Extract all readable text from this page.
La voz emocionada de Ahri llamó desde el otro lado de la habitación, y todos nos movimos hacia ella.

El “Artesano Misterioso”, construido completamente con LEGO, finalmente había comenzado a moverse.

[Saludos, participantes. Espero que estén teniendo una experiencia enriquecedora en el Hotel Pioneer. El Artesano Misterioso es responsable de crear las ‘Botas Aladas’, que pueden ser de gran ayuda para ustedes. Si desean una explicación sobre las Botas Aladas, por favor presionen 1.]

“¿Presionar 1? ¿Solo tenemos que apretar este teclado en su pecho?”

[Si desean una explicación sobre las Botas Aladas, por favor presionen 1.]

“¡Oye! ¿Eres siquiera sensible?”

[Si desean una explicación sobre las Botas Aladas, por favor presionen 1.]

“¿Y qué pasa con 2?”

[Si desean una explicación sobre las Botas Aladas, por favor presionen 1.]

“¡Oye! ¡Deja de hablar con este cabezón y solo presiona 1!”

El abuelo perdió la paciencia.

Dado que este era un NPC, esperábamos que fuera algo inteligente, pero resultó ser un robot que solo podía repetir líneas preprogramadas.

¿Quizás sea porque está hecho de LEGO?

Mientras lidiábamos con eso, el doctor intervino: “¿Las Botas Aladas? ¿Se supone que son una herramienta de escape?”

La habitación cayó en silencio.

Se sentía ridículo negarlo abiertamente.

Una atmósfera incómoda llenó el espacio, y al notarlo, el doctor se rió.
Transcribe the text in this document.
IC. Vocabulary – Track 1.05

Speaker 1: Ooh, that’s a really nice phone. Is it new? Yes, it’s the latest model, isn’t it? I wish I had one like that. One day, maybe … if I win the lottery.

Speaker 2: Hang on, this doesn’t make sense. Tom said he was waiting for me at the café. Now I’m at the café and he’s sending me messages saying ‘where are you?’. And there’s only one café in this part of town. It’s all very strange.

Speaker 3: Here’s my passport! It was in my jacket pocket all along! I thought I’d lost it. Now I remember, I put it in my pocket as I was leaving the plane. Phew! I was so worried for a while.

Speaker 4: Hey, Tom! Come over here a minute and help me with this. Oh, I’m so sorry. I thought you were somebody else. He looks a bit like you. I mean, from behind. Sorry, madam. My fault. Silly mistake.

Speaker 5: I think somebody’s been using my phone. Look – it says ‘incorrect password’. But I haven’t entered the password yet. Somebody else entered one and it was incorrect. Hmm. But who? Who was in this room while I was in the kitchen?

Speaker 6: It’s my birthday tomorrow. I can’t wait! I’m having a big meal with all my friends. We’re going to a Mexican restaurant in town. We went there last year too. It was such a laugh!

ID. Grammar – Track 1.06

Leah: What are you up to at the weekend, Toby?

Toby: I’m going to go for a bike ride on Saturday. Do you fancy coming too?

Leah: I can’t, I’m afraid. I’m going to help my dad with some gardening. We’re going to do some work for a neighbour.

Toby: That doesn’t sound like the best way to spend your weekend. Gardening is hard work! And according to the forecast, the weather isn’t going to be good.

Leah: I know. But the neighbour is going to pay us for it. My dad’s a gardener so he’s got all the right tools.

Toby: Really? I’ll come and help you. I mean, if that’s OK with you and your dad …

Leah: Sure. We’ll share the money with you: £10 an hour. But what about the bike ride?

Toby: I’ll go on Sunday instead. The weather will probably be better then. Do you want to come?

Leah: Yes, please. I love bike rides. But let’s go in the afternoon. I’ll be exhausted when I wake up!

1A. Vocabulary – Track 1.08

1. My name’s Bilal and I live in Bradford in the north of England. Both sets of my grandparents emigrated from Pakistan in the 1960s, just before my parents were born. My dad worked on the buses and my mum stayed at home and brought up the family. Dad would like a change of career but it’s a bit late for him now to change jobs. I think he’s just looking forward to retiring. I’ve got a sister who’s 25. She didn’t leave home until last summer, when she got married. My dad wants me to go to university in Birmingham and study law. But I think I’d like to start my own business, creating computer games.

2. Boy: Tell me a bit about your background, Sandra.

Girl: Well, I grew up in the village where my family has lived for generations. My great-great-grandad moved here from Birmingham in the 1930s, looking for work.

PROBLEM: Copy every record exactly, with nothing added or dropped.

TASK RESPONSE:
Extract all readable text from this page.
La voz emocionada de Ahri llamó desde el otro lado de la habitación, y todos nos movimos hacia ella.

El “Artesano Misterioso”, construido completamente con LEGO, finalmente había comenzado a moverse.

[Saludos, participantes. Espero que estén teniendo una experiencia enriquecedora en el Hotel Pioneer. El Artesano Misterioso es responsable de crear las ‘Botas Aladas’, que pueden ser de gran ayuda para ustedes. Si desean una explicación sobre las Botas Aladas, por favor presionen 1.]

“¿Presionar 1? ¿Solo tenemos que apretar este teclado en su pecho?”

[Si desean una explicación sobre las Botas Aladas, por favor presionen 1.]

“¡Oye! ¿Eres siquiera sensible?”

[Si desean una explicación sobre las Botas Aladas, por favor presionen 1.]

“¿Y qué pasa con 2?”

[Si desean una explicación sobre las Botas Aladas, por favor presionen 1.]

“¡Oye! ¡Deja de hablar con este cabezón y solo presiona 1!”

El abuelo perdió la paciencia.

Dado que este era un NPC, esperábamos que fuera algo inteligente, pero resultó ser un robot que solo podía repetir líneas preprogramadas.

¿Quizás sea porque está hecho de LEGO?

Mientras lidiábamos con eso, el doctor intervino: “¿Las Botas Aladas? ¿Se supone que son una herramienta de escape?”

La habitación cayó en silencio.

Se sentía ridículo negarlo abiertamente.

Una atmósfera incómoda llenó el espacio, y al notarlo, el doctor se rió.
Transcribe the text in this document.
IC. Vocabulary – Track 1.05

Speaker 1: Ooh, that’s a really nice phone. Is it new? Yes, it’s the latest model, isn’t it? I wish I had one like that. One day, maybe … if I win the lottery.

Speaker 2: Hang on, this doesn’t make sense. Tom said he was waiting for me at the café. Now I’m at the café and he’s sending me messages saying ‘where are you?’. And there’s only one café in this part of town. It’s all very strange.

Speaker 3: Here’s my passport! It was in my jacket pocket all along! I thought I’d lost it. Now I remember, I put it in my pocket as I was leaving the plane. Phew! I was so worried for a while.

Speaker 4: Hey, Tom! Come over here a minute and help me with this. Oh, I’m so sorry. I thought you were somebody else. He looks a bit like you. I mean, from behind. Sorry, madam. My fault. Silly mistake.

Speaker 5: I think somebody’s been using my phone. Look – it says ‘incorrect password’. But I haven’t entered the password yet. Somebody else entered one and it was incorrect. Hmm. But who? Who was in this room while I was in the kitchen?

Speaker 6: It’s my birthday tomorrow. I can’t wait! I’m having a big meal with all my friends. We’re going to a Mexican restaurant in town. We went there last year too. It was such a laugh!

ID. Grammar – Track 1.06

Leah: What are you up to at the weekend, Toby?

Toby: I’m going to go for a bike ride on Saturday. Do you fancy coming too?

Leah: I can’t, I’m afraid. I’m going to help my dad with some gardening. We’re going to do some work for a neighbour.

Toby: That doesn’t sound like the best way to spend your weekend. Gardening is hard work! And according to the forecast, the weather isn’t going to be good.

Leah: I know. But the neighbour is going to pay us for it. My dad’s a gardener so he’s got all the right tools.

Toby: Really? I’ll come and help you. I mean, if that’s OK with you and your dad …

Leah: Sure. We’ll share the money with you: £10 an hour. But what about the bike ride?

Toby: I’ll go on Sunday instead. The weather will probably be better then. Do you want to come?

Leah: Yes, please. I love bike rides. But let’s go in the afternoon. I’ll be exhausted when I wake up!

1A. Vocabulary – Track 1.08

1. My name’s Bilal and I live in Bradford in the north of England. Both sets of my grandparents emigrated from Pakistan in the 1960s, just before my parents were born. My dad worked on the buses and my mum stayed at home and brought up the family. Dad would like a change of career but it’s a bit late for him now to change jobs. I think he’s just looking forward to retiring. I’ve got a sister who’s 25. She didn’t leave home until last summer, when she got married. My dad wants me to go to university in Birmingham and study law. But I think I’d like to start my own business, creating computer games.

2. Boy: Tell me a bit about your background, Sandra.

Girl: Well, I grew up in the village where my family has lived for generations. My great-great-grandad moved here from Birmingham in the 1930s, looking for work.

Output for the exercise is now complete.